[Data entries]
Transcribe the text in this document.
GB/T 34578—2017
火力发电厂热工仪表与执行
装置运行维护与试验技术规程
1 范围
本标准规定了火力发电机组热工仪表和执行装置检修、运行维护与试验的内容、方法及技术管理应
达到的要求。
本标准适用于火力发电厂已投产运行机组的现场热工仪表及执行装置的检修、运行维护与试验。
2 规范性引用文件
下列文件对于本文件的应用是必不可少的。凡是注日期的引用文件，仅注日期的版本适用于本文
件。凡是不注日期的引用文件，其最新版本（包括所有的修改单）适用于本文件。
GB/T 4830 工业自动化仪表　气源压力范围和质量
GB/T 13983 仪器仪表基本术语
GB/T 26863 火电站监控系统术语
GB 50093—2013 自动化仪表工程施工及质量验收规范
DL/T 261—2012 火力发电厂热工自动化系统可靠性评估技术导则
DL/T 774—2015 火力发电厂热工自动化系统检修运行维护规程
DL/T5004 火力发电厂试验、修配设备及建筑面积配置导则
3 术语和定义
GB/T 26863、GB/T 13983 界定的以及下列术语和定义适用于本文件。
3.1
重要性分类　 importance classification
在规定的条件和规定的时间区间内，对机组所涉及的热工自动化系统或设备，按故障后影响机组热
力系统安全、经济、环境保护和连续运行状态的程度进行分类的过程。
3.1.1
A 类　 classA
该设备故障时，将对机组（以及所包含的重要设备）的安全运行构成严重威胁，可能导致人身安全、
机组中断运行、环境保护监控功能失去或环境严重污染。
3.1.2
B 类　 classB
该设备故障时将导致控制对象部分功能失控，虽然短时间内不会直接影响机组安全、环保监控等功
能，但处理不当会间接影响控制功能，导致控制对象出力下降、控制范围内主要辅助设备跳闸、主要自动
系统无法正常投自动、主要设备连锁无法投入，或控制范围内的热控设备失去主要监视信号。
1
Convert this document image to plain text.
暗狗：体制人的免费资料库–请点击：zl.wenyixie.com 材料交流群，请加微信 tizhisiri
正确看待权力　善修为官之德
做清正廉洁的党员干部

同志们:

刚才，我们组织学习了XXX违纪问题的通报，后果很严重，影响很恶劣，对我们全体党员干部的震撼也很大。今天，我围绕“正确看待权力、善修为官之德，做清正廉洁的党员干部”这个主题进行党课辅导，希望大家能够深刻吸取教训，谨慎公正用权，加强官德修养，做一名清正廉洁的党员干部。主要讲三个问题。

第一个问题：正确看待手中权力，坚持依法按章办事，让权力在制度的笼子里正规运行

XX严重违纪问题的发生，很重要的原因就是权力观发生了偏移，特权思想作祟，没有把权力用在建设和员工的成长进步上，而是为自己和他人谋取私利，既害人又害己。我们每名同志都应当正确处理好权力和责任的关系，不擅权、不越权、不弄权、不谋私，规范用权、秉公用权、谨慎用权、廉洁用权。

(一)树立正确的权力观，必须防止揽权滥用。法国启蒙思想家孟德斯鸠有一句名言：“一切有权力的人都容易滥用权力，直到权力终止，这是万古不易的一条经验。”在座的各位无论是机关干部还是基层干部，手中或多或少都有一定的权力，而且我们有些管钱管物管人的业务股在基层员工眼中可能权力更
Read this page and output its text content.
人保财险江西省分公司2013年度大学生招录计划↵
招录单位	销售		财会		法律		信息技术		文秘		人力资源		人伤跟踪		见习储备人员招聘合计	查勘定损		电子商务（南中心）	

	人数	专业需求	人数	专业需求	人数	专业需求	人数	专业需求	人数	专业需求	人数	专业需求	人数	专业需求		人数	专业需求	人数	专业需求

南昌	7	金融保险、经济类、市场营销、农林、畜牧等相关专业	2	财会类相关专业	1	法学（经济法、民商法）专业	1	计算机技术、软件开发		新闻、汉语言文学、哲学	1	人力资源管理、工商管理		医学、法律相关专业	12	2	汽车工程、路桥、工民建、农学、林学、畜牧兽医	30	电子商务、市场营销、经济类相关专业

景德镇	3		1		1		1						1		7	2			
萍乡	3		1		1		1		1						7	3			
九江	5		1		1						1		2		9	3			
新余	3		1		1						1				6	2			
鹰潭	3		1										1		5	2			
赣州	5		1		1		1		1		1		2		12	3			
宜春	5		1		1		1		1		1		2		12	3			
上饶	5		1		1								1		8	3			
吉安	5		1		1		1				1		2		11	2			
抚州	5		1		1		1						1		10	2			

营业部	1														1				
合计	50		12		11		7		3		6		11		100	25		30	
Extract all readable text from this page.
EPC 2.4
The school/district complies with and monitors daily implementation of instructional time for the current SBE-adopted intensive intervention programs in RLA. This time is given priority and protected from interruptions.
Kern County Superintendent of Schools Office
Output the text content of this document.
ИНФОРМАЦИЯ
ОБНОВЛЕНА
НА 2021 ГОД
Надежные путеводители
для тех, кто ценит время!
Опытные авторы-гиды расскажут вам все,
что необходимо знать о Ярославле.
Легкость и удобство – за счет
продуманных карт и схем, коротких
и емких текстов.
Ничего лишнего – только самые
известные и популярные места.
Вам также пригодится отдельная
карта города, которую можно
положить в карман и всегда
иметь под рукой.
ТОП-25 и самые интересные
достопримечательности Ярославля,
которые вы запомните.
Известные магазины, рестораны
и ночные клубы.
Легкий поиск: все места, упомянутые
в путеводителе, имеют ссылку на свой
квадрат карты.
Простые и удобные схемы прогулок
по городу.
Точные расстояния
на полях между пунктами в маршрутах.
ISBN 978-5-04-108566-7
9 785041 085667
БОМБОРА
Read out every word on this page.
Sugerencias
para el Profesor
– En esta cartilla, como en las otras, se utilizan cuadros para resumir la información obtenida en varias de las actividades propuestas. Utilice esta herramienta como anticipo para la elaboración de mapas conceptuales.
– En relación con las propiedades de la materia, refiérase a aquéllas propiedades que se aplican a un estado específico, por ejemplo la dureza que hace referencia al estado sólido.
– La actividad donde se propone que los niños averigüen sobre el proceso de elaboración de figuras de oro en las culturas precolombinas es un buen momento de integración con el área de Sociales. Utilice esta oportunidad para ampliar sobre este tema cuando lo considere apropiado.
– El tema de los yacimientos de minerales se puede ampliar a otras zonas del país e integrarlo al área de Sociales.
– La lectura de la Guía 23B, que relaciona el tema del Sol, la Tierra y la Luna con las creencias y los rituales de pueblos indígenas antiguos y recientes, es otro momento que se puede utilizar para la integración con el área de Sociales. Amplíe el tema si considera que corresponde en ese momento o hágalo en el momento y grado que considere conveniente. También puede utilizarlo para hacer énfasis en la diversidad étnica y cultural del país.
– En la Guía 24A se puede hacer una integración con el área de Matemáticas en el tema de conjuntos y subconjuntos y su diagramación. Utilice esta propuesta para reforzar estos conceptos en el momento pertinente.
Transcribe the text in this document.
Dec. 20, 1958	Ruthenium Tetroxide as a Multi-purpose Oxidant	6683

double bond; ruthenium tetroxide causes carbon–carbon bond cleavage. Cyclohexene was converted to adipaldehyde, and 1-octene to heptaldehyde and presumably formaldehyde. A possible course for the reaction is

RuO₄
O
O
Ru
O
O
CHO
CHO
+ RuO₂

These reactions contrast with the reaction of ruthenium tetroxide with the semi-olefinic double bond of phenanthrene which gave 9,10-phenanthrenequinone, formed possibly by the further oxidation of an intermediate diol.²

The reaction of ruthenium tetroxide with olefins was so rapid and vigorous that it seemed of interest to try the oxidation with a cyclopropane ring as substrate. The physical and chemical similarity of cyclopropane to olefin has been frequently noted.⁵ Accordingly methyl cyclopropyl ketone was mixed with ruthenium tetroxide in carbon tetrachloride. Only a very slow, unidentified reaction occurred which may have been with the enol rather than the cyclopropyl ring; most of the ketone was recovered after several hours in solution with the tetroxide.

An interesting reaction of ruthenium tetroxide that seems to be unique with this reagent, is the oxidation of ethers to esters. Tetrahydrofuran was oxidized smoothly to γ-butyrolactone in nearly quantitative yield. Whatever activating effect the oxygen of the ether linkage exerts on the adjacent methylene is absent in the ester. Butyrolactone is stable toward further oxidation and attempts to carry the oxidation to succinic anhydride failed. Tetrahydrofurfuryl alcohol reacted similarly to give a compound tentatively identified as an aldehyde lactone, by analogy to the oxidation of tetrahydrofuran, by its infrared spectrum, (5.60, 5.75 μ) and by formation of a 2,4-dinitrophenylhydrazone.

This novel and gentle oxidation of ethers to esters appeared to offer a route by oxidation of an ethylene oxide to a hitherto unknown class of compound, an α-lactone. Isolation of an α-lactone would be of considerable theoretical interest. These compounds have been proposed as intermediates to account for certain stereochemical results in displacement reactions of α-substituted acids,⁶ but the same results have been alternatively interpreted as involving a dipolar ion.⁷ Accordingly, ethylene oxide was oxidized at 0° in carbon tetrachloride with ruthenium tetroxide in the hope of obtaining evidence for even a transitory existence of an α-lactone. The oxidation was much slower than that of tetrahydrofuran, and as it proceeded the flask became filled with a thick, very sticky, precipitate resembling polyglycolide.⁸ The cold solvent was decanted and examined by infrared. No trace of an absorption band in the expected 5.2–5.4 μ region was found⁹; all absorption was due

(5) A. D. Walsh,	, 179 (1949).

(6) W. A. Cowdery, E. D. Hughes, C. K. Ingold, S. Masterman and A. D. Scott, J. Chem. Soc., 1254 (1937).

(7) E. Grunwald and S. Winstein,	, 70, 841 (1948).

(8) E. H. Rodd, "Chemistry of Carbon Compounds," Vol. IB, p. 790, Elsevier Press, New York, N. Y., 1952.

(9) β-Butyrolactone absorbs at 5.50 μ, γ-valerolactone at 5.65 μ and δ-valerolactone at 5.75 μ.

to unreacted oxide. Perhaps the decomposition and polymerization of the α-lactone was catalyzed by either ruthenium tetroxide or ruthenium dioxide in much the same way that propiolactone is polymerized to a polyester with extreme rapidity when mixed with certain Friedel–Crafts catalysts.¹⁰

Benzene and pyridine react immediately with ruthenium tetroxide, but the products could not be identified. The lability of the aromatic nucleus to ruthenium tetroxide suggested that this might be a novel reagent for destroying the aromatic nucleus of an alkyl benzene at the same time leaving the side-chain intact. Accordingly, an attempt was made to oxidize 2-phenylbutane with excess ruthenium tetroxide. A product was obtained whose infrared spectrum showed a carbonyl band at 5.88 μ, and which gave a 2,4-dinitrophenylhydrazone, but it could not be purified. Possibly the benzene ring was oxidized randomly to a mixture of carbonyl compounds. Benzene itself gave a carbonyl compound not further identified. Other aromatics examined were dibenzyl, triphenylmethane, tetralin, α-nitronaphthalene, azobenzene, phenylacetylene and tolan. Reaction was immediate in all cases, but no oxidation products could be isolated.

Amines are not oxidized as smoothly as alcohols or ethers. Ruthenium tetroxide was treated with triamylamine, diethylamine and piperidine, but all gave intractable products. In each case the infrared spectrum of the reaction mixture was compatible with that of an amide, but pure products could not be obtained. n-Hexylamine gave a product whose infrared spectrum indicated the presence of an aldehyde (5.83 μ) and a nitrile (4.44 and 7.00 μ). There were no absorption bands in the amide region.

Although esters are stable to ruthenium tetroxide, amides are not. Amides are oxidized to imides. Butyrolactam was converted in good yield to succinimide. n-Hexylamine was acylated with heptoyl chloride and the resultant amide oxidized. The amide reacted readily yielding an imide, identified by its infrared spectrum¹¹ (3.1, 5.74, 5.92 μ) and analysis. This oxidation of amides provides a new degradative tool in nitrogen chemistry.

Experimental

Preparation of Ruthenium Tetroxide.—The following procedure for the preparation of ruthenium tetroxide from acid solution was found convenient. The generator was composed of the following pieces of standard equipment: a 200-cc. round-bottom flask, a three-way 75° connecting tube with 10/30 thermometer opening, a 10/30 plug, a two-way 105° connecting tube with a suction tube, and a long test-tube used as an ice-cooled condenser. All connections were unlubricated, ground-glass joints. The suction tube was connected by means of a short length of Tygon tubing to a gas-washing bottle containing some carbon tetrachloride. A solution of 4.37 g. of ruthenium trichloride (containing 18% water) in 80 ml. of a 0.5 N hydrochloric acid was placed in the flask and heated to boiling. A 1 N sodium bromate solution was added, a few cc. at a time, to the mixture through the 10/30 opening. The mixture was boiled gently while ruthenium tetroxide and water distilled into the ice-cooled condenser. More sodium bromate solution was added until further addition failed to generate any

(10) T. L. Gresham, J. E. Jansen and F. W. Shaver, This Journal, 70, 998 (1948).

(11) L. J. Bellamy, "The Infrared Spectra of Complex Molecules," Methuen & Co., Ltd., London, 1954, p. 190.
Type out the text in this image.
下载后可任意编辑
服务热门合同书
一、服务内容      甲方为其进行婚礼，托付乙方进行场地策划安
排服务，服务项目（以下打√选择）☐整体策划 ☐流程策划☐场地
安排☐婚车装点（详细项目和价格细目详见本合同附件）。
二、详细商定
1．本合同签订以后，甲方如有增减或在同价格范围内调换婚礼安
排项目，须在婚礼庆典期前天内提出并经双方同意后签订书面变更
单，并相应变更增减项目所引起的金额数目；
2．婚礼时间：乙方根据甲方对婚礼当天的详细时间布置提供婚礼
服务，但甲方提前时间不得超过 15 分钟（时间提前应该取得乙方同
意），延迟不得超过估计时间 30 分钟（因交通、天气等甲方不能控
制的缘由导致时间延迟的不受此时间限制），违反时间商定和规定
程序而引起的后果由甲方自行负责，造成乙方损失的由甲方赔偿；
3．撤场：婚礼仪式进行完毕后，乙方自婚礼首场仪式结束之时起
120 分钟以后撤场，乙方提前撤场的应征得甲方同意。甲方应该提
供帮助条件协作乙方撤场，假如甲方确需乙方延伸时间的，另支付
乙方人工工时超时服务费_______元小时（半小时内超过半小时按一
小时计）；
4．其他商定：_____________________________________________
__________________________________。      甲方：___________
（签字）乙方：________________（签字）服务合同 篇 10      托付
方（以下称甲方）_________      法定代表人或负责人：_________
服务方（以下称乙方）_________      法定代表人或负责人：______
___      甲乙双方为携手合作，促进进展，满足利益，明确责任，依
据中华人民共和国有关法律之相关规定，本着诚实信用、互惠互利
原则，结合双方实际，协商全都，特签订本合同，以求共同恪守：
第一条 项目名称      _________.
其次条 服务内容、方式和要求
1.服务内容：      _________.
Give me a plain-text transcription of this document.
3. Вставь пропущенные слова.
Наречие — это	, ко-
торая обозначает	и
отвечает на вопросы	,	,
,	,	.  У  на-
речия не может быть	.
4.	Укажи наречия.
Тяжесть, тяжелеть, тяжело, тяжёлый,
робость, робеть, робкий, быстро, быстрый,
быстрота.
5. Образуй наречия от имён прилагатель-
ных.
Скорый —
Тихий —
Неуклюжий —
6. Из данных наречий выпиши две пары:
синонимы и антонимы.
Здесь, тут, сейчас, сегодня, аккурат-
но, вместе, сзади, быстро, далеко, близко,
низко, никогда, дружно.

WORK REQUIRED:
Look through the records and gather each line with the word "puede".

THE RESPONSE:
– El tema de los yacimientos de minerales se puede ampliar a otras zonas del país e integrarlo al área de Sociales.
– La lectura de la Guía 23B, que relaciona el tema del Sol, la Tierra y la Luna con las creencias y los rituales de pueblos indígenas antiguos y recientes, es otro momento que se puede utilizar para la integración con el área de Sociales. Amplíe el tema si considera que corresponde en ese momento o hágalo en el momento y grado que considere conveniente. También puede utilizarlo para hacer énfasis en la diversidad étnica y cultural del país.
– En la Guía 24A se puede hacer una integración con el área de Matemáticas en el tema de conjuntos y subconjuntos y su diagramación. Utilice esta propuesta para reforzar estos conceptos en el momento pertinente.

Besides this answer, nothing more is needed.